PROBLEM: Give back every line exactly as it appears, pictures excluded.

SOURCE DATA:
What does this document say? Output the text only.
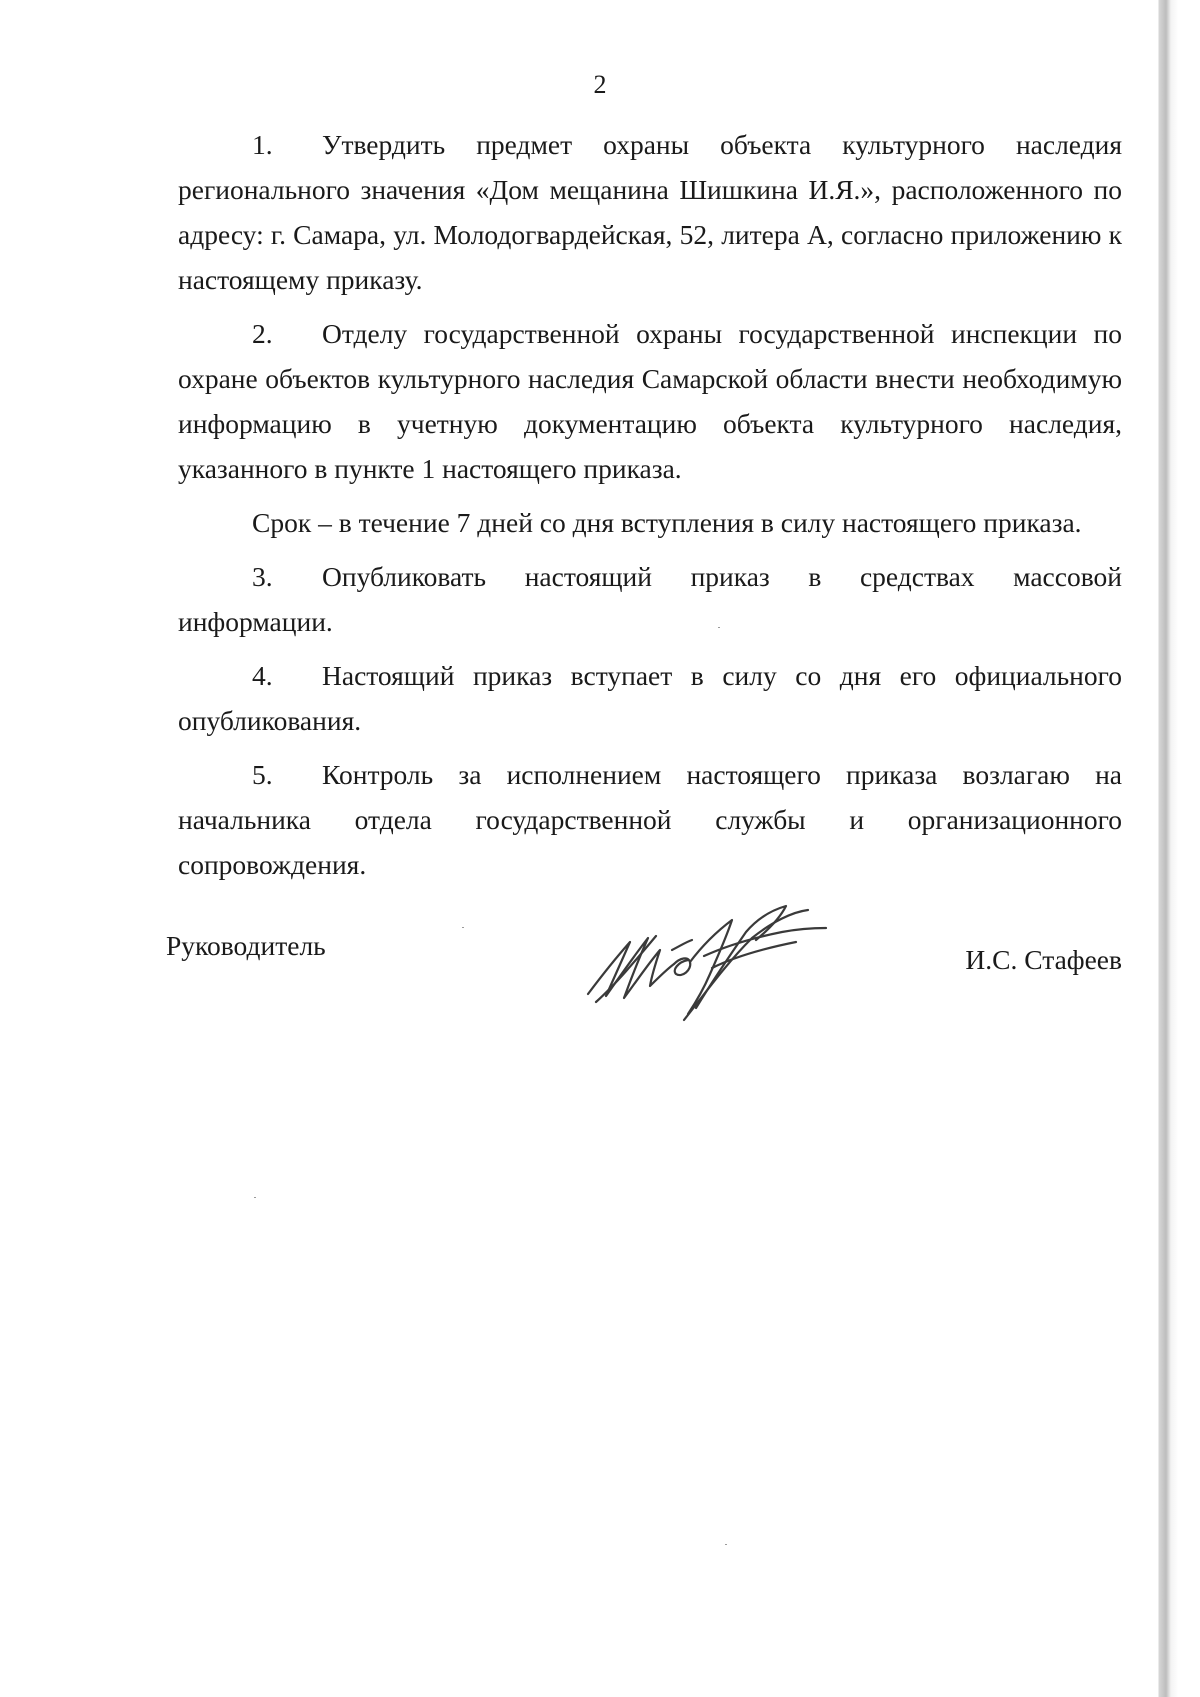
2

1. Утвердить предмет охраны объекта культурного наследия регионального значения «Дом мещанина Шишкина И.Я.», расположенного по адресу: г. Самара, ул. Молодогвардейская, 52, литера А, согласно приложению к настоящему приказу.

2. Отделу государственной охраны государственной инспекции по охране объектов культурного наследия Самарской области внести необходимую информацию в учетную документацию объекта культурного наследия, указанного в пункте 1 настоящего приказа.

Срок – в течение 7 дней со дня вступления в силу настоящего приказа.

3. Опубликовать настоящий приказ в средствах массовой информации.

4. Настоящий приказ вступает в силу со дня его официального опубликования.

5. Контроль за исполнением настоящего приказа возлагаю на начальника отдела государственной службы и организационного сопровождения.

Руководитель	И.С. Стафеев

EXERCISE SOLUTION:
What does this document say? Output the text only.
2

1. Утвердить предмет охраны объекта культурного наследия регионального значения «Дом мещанина Шишкина И.Я.», расположенного по адресу: г. Самара, ул. Молодогвардейская, 52, литера А, согласно приложению к настоящему приказу.

2. Отделу государственной охраны государственной инспекции по охране объектов культурного наследия Самарской области внести необходимую информацию в учетную документацию объекта культурного наследия, указанного в пункте 1 настоящего приказа.

Срок – в течение 7 дней со дня вступления в силу настоящего приказа.

3. Опубликовать настоящий приказ в средствах массовой информации.

4. Настоящий приказ вступает в силу со дня его официального опубликования.

5. Контроль за исполнением настоящего приказа возлагаю на начальника отдела государственной службы и организационного сопровождения.

Руководитель	И.С. Стафеев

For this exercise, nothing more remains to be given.